Data supplied —
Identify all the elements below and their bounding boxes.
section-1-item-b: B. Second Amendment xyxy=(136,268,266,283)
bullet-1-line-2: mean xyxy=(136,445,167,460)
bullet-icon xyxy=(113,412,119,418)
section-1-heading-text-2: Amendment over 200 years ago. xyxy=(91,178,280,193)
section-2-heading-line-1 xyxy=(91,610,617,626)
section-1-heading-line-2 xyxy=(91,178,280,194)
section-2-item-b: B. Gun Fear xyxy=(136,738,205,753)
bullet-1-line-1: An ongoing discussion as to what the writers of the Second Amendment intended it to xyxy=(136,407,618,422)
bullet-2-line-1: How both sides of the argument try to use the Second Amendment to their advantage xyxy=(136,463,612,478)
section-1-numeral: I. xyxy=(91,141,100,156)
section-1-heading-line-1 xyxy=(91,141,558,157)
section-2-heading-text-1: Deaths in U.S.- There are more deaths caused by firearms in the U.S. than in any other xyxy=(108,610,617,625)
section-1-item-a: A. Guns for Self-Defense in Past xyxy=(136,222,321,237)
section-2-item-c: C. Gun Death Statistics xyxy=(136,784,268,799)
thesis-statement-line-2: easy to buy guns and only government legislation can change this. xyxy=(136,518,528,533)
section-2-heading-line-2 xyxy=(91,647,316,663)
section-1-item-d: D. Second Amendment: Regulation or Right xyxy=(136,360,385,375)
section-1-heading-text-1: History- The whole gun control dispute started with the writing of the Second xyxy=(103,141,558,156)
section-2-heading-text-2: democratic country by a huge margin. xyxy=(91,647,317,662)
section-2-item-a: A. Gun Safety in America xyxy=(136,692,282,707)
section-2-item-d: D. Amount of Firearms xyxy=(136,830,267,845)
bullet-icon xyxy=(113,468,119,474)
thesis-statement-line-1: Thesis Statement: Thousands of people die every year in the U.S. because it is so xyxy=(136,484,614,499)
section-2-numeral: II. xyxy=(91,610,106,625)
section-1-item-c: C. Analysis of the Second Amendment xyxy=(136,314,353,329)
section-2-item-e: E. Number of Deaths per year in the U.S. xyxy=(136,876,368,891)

==

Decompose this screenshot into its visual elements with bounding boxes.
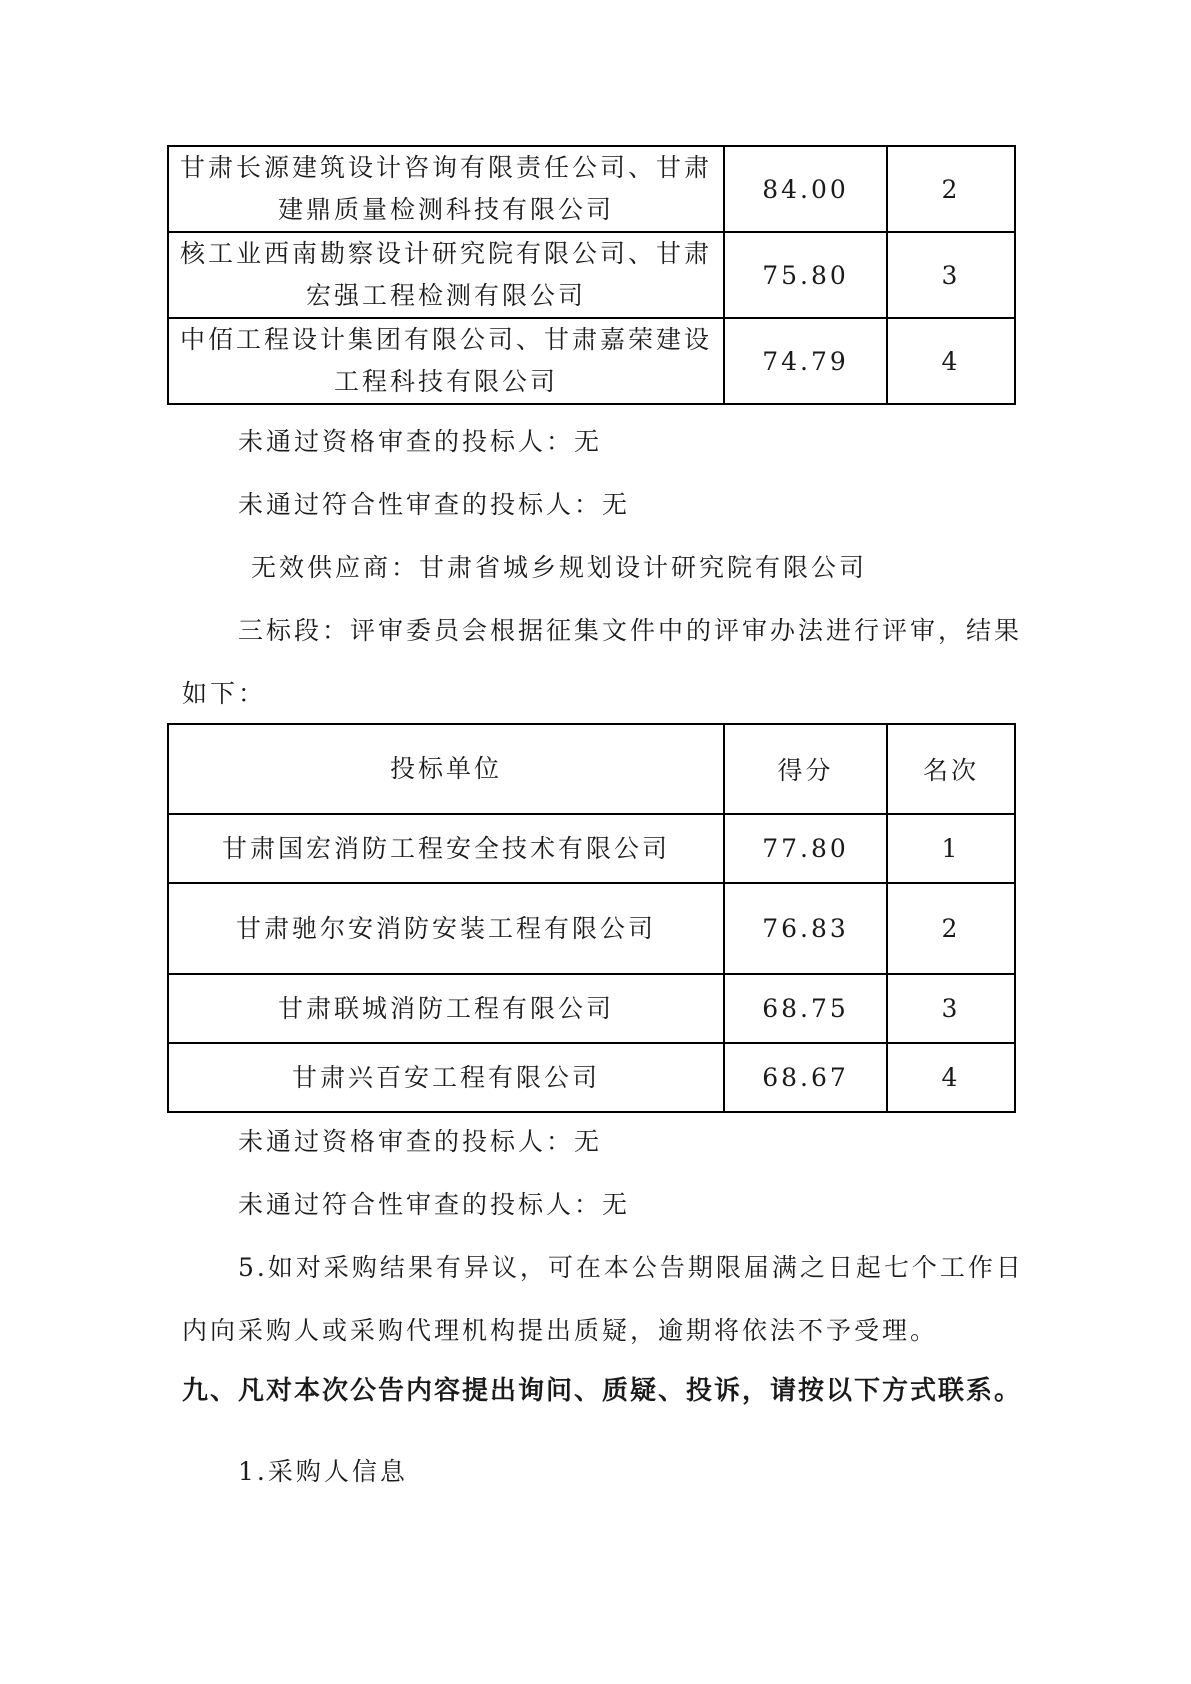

Task brief — Can you pull out the lines of the material from the one containing "Identify all the" through the one containing "section-1-heading-text-2: Amendment over", both included, and copy them verbatim?

Completed task —
Identify all the elements below and their bounding boxes.
section-1-item-b: B. Second Amendment xyxy=(136,268,266,283)
bullet-1-line-2: mean xyxy=(136,445,167,460)
bullet-icon xyxy=(113,412,119,418)
section-1-heading-text-2: Amendment over 200 years ago. xyxy=(91,178,280,193)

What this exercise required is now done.